▶ _YOUR INSTRUCTIONS_: Pull out every line containing the string "même".

● ● ●

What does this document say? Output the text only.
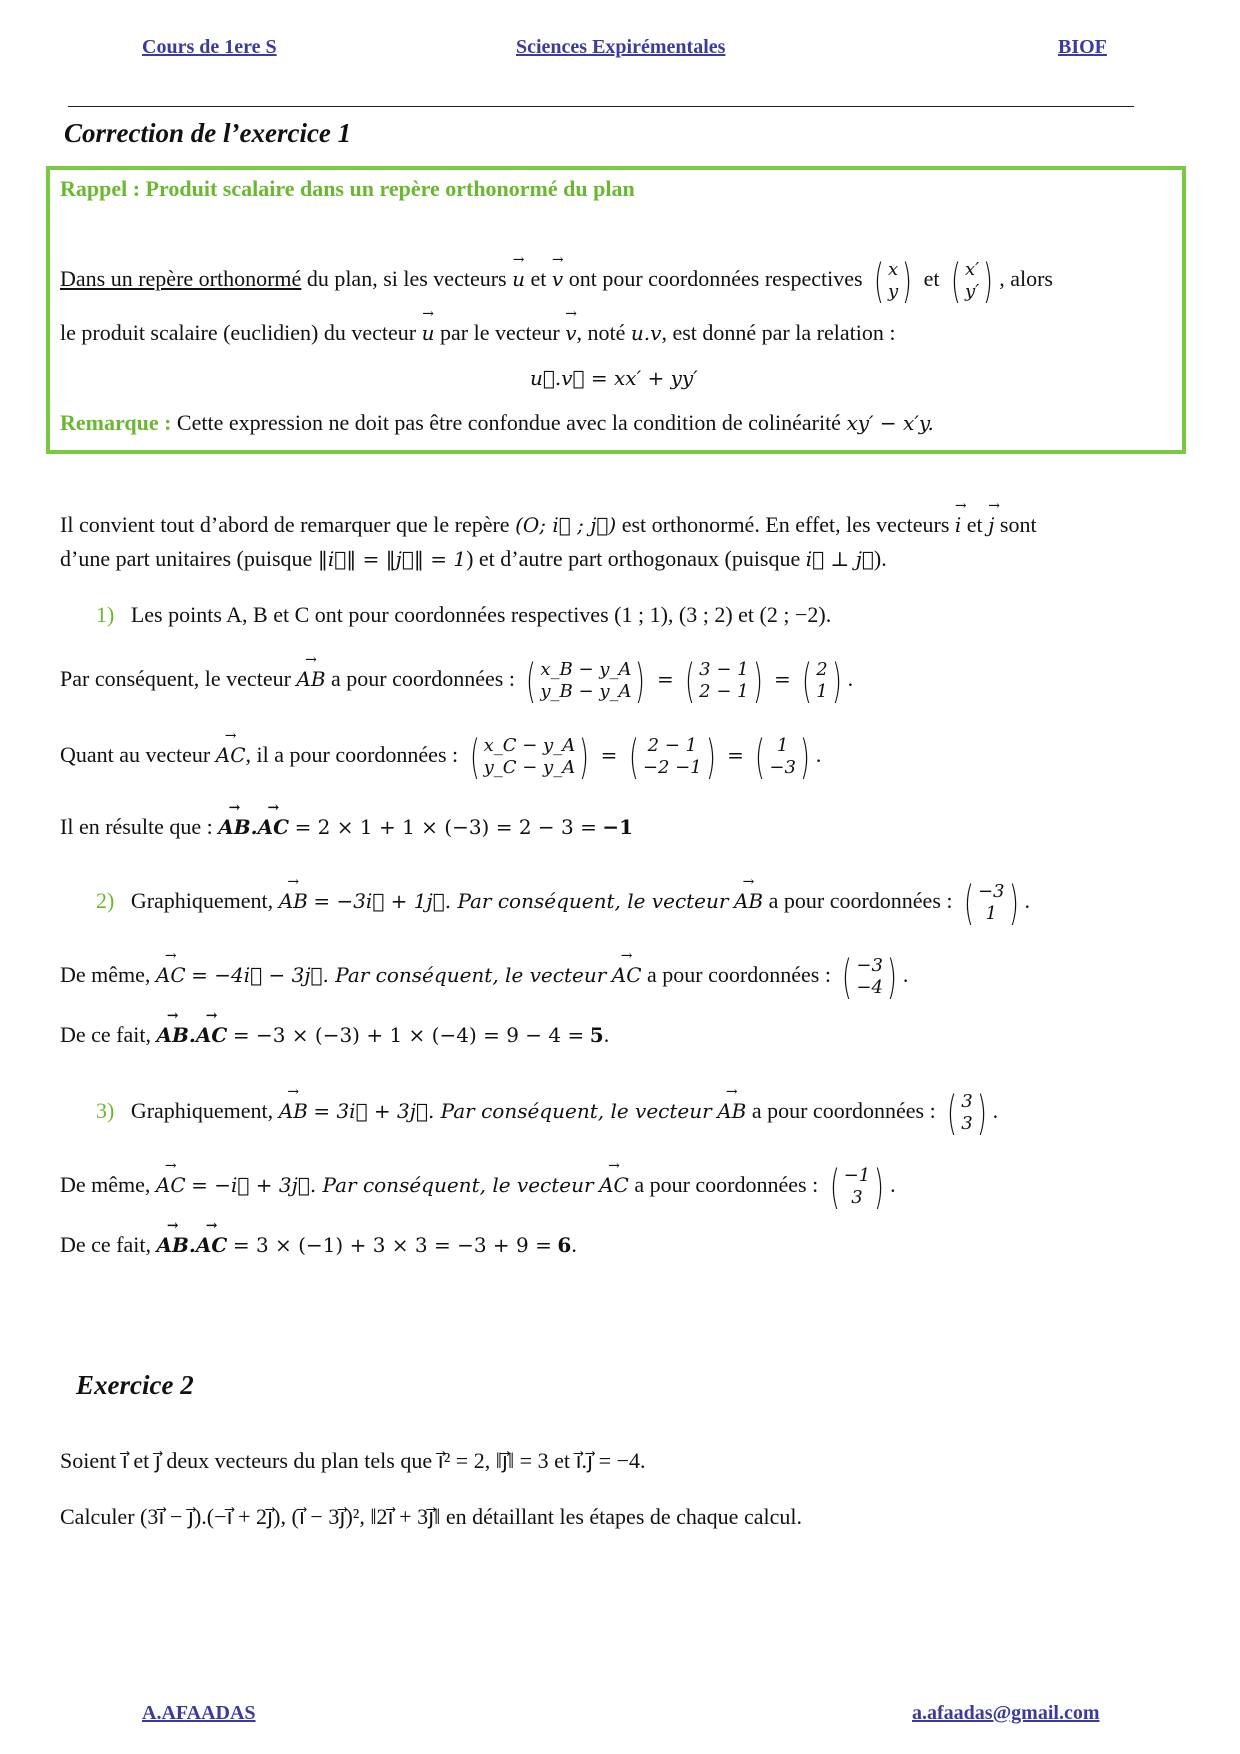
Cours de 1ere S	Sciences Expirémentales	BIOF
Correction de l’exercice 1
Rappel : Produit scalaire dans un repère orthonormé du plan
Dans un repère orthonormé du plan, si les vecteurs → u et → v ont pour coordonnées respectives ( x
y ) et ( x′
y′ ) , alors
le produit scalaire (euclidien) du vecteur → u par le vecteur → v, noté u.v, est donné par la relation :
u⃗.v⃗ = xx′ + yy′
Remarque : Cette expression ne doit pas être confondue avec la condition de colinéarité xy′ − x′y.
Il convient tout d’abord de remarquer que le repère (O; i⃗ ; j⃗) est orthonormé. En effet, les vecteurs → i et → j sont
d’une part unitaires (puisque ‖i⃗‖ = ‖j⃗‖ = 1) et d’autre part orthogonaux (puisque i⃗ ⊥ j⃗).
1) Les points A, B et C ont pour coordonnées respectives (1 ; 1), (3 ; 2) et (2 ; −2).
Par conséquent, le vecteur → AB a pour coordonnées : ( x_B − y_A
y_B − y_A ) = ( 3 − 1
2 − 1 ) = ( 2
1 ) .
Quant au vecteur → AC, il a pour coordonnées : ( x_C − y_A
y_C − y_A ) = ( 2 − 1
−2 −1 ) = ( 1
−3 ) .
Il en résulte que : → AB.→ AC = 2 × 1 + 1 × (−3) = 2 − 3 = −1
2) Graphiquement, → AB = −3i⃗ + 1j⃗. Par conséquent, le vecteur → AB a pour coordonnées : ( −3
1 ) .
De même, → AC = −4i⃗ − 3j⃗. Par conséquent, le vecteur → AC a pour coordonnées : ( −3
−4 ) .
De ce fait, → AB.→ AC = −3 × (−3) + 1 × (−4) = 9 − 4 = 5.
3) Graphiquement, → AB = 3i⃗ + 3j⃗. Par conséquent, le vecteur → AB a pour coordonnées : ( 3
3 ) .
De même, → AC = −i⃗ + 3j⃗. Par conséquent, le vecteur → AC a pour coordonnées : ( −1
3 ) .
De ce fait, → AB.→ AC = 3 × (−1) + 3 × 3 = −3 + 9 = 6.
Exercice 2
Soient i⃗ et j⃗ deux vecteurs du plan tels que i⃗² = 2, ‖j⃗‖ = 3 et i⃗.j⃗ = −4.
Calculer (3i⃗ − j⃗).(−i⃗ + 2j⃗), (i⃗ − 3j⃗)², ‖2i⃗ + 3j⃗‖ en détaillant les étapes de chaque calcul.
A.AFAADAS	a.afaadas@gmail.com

● ● ●

▶ _EXERCISE RESPONSE_:
De même, → AC = −4i⃗ − 3j⃗. Par conséquent, le vecteur → AC a pour coordonnées : ( −3
De même, → AC = −i⃗ + 3j⃗. Par conséquent, le vecteur → AC a pour coordonnées : ( −1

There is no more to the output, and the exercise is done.